(Task to carry out)
Select each line where the word "triangle" appears.

[Collected data]
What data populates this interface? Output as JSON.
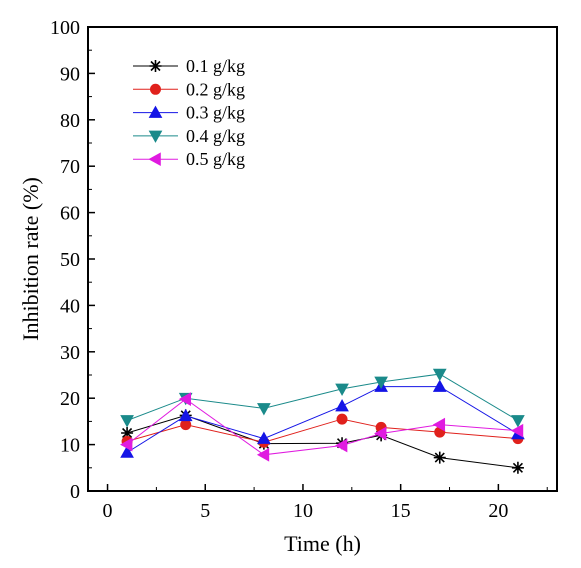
{
  "chart_data": {
    "type": "line",
    "title": "",
    "xlabel": "Time (h)",
    "ylabel": "Inhibition rate (%)",
    "xlim": [
      -1,
      23
    ],
    "ylim": [
      0,
      100
    ],
    "xticks": [
      0,
      5,
      10,
      15,
      20
    ],
    "yticks": [
      0,
      10,
      20,
      30,
      40,
      50,
      60,
      70,
      80,
      90,
      100
    ],
    "grid": false,
    "legend_position": "top-left",
    "x": [
      1,
      4,
      8,
      12,
      14,
      17,
      21
    ],
    "series": [
      {
        "name": "0.1 g/kg",
        "color": "#000000",
        "marker": "star",
        "values": [
          12.5,
          16.3,
          10.2,
          10.3,
          12.0,
          7.2,
          5.0
        ]
      },
      {
        "name": "0.2 g/kg",
        "color": "#e0211c",
        "marker": "circle",
        "values": [
          10.7,
          14.3,
          10.5,
          15.5,
          13.7,
          12.7,
          11.3
        ]
      },
      {
        "name": "0.3 g/kg",
        "color": "#1515e6",
        "marker": "triangle-up",
        "values": [
          8.3,
          16.2,
          11.3,
          18.3,
          22.5,
          22.5,
          12.3
        ]
      },
      {
        "name": "0.4 g/kg",
        "color": "#1a8a8a",
        "marker": "triangle-down",
        "values": [
          15.2,
          20.0,
          17.8,
          22.0,
          23.5,
          25.2,
          15.2
        ]
      },
      {
        "name": "0.5 g/kg",
        "color": "#e01be0",
        "marker": "triangle-left",
        "values": [
          10.0,
          19.8,
          7.8,
          9.8,
          12.4,
          14.3,
          13.0
        ]
      }
    ]
  }
}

(Solved exercise)
        "marker": "triangle-up",
        "marker": "triangle-down",
        "marker": "triangle-left",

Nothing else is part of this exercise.